— begin EXTRACTED ENTRIES —

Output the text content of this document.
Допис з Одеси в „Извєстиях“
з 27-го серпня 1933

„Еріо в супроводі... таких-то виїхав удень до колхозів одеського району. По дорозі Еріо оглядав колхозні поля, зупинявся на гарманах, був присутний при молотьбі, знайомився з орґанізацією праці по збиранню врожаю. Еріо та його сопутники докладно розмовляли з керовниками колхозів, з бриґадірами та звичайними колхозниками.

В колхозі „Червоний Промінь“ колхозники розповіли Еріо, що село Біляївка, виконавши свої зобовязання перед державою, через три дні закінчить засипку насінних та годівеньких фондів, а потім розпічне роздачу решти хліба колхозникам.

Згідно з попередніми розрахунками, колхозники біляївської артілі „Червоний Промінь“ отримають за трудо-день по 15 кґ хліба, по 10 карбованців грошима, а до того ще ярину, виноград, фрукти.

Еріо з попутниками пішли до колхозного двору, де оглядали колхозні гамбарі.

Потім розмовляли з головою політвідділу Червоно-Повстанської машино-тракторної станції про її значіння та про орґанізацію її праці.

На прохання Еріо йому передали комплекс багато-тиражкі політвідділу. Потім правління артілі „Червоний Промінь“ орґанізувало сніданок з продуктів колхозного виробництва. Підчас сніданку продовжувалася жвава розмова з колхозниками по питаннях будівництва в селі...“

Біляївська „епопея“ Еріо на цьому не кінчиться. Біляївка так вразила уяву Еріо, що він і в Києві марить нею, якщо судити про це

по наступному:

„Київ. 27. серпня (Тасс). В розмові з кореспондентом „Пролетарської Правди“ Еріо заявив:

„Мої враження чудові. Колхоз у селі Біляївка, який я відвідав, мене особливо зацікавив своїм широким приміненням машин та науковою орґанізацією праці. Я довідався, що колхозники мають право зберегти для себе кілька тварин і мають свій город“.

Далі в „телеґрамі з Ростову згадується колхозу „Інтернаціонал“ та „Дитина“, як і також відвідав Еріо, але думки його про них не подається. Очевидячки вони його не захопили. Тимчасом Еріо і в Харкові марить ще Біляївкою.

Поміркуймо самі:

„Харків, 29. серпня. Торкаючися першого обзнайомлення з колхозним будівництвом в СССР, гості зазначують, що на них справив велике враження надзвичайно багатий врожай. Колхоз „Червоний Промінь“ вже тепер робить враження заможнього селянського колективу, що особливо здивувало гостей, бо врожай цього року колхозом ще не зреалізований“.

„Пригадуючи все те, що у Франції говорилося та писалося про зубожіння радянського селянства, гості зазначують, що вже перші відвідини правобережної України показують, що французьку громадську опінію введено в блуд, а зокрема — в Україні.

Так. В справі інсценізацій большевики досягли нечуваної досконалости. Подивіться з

— end EXTRACTED ENTRIES —

**TO BE DONE:** Without omitting anything, output the entries exactly.

**EXPECTED OUTPUT:**
Output the text content of this document.
Допис з Одеси в „Извєстиях“
з 27-го серпня 1933

„Еріо в супроводі... таких-то виїхав удень до колхозів одеського району. По дорозі Еріо оглядав колхозні поля, зупинявся на гарманах, був присутний при молотьбі, знайомився з орґанізацією праці по збиранню врожаю. Еріо та його сопутники докладно розмовляли з керовниками колхозів, з бриґадірами та звичайними колхозниками.

В колхозі „Червоний Промінь“ колхозники розповіли Еріо, що село Біляївка, виконавши свої зобовязання перед державою, через три дні закінчить засипку насінних та годівеньких фондів, а потім розпічне роздачу решти хліба колхозникам.

Згідно з попередніми розрахунками, колхозники біляївської артілі „Червоний Промінь“ отримають за трудо-день по 15 кґ хліба, по 10 карбованців грошима, а до того ще ярину, виноград, фрукти.

Еріо з попутниками пішли до колхозного двору, де оглядали колхозні гамбарі.

Потім розмовляли з головою політвідділу Червоно-Повстанської машино-тракторної станції про її значіння та про орґанізацію її праці.

На прохання Еріо йому передали комплекс багато-тиражкі політвідділу. Потім правління артілі „Червоний Промінь“ орґанізувало сніданок з продуктів колхозного виробництва. Підчас сніданку продовжувалася жвава розмова з колхозниками по питаннях будівництва в селі...“

Біляївська „епопея“ Еріо на цьому не кінчиться. Біляївка так вразила уяву Еріо, що він і в Києві марить нею, якщо судити про це

по наступному:

„Київ. 27. серпня (Тасс). В розмові з кореспондентом „Пролетарської Правди“ Еріо заявив:

„Мої враження чудові. Колхоз у селі Біляївка, який я відвідав, мене особливо зацікавив своїм широким приміненням машин та науковою орґанізацією праці. Я довідався, що колхозники мають право зберегти для себе кілька тварин і мають свій город“.

Далі в „телеґрамі з Ростову згадується колхозу „Інтернаціонал“ та „Дитина“, як і також відвідав Еріо, але думки його про них не подається. Очевидячки вони його не захопили. Тимчасом Еріо і в Харкові марить ще Біляївкою.

Поміркуймо самі:

„Харків, 29. серпня. Торкаючися першого обзнайомлення з колхозним будівництвом в СССР, гості зазначують, що на них справив велике враження надзвичайно багатий врожай. Колхоз „Червоний Промінь“ вже тепер робить враження заможнього селянського колективу, що особливо здивувало гостей, бо врожай цього року колхозом ще не зреалізований“.

„Пригадуючи все те, що у Франції говорилося та писалося про зубожіння радянського селянства, гості зазначують, що вже перші відвідини правобережної України показують, що французьку громадську опінію введено в блуд, а зокрема — в Україні.

Так. В справі інсценізацій большевики досягли нечуваної досконалости. Подивіться з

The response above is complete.